__The problem__
Please swap "plot-border" for "plot-frame" in the records from the line with "x-tick-label: 5000 — [476, 426, 509, 443]" to the line with "list every element", changing nothing else. Return only those lines.
Data for processing start
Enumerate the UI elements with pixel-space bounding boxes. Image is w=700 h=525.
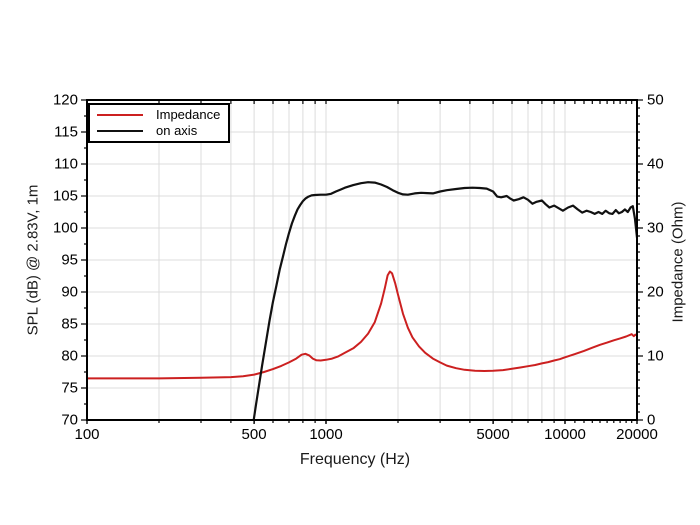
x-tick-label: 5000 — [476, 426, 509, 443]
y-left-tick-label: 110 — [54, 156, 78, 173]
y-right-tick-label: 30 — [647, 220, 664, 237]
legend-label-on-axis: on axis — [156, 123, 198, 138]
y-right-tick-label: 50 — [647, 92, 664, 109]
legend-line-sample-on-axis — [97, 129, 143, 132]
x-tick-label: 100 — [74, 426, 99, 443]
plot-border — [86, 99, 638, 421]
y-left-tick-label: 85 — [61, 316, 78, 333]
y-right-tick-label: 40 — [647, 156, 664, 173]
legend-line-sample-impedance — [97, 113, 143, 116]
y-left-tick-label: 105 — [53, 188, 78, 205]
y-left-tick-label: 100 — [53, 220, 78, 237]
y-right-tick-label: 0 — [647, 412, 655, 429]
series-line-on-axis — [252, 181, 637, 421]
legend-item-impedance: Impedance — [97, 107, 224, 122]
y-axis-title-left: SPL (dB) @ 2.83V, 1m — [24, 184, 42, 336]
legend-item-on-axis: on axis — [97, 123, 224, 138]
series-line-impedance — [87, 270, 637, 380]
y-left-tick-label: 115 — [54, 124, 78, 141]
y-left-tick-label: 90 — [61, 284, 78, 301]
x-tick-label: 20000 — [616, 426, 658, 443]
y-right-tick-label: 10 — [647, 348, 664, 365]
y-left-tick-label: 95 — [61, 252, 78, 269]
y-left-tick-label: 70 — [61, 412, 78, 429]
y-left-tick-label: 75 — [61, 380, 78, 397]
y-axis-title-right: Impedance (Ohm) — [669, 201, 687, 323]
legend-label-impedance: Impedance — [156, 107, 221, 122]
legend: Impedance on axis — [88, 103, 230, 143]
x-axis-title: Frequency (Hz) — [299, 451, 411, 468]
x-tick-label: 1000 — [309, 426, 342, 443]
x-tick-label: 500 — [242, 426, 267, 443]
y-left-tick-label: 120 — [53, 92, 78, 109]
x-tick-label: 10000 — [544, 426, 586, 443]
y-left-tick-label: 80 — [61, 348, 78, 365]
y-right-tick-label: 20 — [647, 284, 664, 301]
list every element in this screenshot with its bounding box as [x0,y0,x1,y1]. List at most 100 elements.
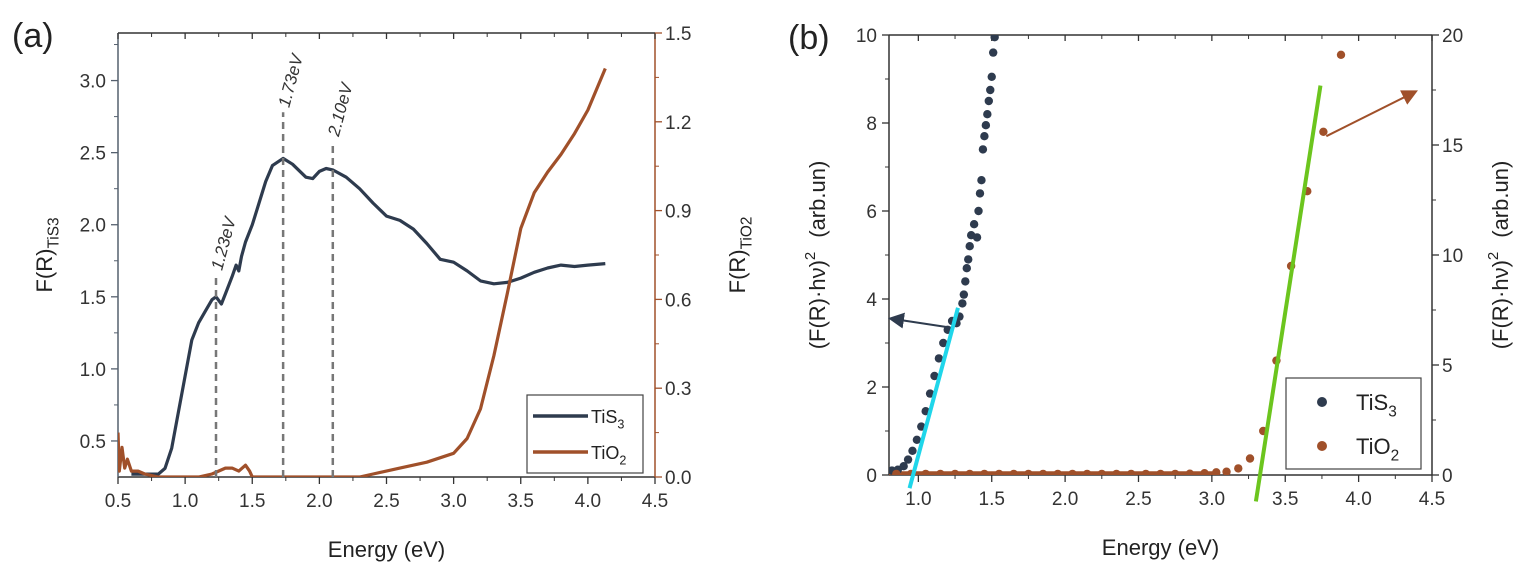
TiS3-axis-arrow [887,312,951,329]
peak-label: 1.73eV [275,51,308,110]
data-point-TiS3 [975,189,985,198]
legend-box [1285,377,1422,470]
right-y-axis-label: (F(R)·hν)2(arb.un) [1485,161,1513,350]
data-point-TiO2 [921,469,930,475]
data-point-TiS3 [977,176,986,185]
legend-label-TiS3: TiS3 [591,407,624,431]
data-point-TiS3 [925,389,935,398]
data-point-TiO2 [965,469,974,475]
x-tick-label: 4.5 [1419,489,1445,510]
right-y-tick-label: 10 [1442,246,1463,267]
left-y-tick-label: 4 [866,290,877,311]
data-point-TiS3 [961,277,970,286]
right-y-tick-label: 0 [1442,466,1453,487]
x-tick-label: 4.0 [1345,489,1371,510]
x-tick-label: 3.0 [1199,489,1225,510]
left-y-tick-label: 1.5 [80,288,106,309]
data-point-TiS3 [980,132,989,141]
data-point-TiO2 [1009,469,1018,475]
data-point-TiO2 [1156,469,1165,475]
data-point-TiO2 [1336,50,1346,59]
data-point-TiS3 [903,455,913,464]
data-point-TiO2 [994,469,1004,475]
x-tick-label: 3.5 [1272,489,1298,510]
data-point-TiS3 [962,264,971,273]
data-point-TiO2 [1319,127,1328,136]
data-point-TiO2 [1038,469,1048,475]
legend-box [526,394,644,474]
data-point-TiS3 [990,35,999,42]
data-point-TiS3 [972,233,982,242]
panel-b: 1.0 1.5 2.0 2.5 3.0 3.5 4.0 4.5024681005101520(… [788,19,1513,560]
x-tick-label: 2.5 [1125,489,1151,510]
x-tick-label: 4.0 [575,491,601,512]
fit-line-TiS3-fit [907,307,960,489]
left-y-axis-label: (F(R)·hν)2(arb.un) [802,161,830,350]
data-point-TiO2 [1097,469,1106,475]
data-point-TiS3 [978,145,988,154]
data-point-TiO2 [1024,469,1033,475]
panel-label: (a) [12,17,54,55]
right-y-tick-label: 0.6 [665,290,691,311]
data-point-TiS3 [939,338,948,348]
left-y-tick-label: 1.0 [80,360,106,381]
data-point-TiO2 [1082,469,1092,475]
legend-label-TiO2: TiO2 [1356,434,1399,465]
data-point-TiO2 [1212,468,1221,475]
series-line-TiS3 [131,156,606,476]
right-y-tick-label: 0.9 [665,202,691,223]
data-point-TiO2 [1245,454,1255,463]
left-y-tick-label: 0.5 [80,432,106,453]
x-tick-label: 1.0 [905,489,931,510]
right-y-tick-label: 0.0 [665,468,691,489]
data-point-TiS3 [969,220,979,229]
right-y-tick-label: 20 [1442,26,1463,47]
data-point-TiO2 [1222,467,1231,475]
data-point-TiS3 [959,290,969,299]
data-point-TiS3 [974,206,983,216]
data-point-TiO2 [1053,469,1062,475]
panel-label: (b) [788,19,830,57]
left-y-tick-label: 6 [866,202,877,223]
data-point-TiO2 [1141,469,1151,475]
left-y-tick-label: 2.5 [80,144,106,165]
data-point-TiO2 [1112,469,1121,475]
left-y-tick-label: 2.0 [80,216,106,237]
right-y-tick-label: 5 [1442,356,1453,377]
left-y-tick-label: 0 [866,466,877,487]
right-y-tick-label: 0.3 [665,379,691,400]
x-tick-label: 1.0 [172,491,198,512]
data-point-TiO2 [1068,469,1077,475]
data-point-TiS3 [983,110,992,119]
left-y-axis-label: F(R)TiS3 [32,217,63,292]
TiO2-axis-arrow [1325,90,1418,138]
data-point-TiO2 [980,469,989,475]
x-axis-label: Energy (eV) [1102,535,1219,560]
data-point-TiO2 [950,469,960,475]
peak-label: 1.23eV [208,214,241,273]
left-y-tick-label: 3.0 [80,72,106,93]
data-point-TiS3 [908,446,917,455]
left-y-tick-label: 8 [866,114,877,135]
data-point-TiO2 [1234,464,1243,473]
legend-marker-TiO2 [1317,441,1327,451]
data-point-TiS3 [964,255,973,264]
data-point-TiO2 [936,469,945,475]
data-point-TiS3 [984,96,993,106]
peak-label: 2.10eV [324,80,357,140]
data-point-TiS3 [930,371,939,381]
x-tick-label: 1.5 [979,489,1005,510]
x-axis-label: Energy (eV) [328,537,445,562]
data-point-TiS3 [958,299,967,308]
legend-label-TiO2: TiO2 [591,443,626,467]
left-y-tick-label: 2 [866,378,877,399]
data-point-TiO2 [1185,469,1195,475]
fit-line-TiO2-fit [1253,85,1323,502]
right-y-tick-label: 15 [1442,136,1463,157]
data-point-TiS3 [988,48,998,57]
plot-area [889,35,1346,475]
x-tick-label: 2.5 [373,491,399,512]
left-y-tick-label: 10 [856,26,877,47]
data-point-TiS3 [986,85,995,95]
Data for processing end
__Completed exercise__
x-tick-label: 5000 — [476, 426, 509, 443]
y-left-tick-label: 110 — [54, 156, 78, 173]
y-right-tick-label: 30 — [647, 220, 664, 237]
legend-label-on-axis: on axis — [156, 123, 198, 138]
y-right-tick-label: 50 — [647, 92, 664, 109]
legend-line-sample-on-axis — [97, 129, 143, 132]
x-tick-label: 100 — [74, 426, 99, 443]
plot-frame — [86, 99, 638, 421]
y-left-tick-label: 85 — [61, 316, 78, 333]
y-right-tick-label: 40 — [647, 156, 664, 173]
legend-line-sample-impedance — [97, 113, 143, 116]
y-left-tick-label: 105 — [53, 188, 78, 205]
y-left-tick-label: 100 — [53, 220, 78, 237]
y-right-tick-label: 0 — [647, 412, 655, 429]
series-line-on-axis — [252, 181, 637, 421]
legend-item-impedance: Impedance — [97, 107, 224, 122]
y-axis-title-left: SPL (dB) @ 2.83V, 1m — [24, 184, 42, 336]
legend-item-on-axis: on axis — [97, 123, 224, 138]
series-line-impedance — [87, 270, 637, 380]
y-left-tick-label: 115 — [54, 124, 78, 141]
y-left-tick-label: 90 — [61, 284, 78, 301]
x-tick-label: 20000 — [616, 426, 658, 443]
y-right-tick-label: 10 — [647, 348, 664, 365]
y-left-tick-label: 95 — [61, 252, 78, 269]
y-left-tick-label: 70 — [61, 412, 78, 429]
y-left-tick-label: 75 — [61, 380, 78, 397]
y-axis-title-right: Impedance (Ohm) — [669, 201, 687, 323]
legend-label-impedance: Impedance — [156, 107, 221, 122]
legend: Impedance on axis — [88, 103, 230, 143]
x-axis-title: Frequency (Hz) — [299, 451, 411, 468]
x-tick-label: 1000 — [309, 426, 342, 443]
x-tick-label: 500 — [242, 426, 267, 443]
y-left-tick-label: 120 — [53, 92, 78, 109]
x-tick-label: 10000 — [544, 426, 586, 443]
y-left-tick-label: 80 — [61, 348, 78, 365]
y-right-tick-label: 20 — [647, 284, 664, 301]
list every element in this screenshot with its bounding box as [x0,y0,x1,y1]. List at most 100 elements.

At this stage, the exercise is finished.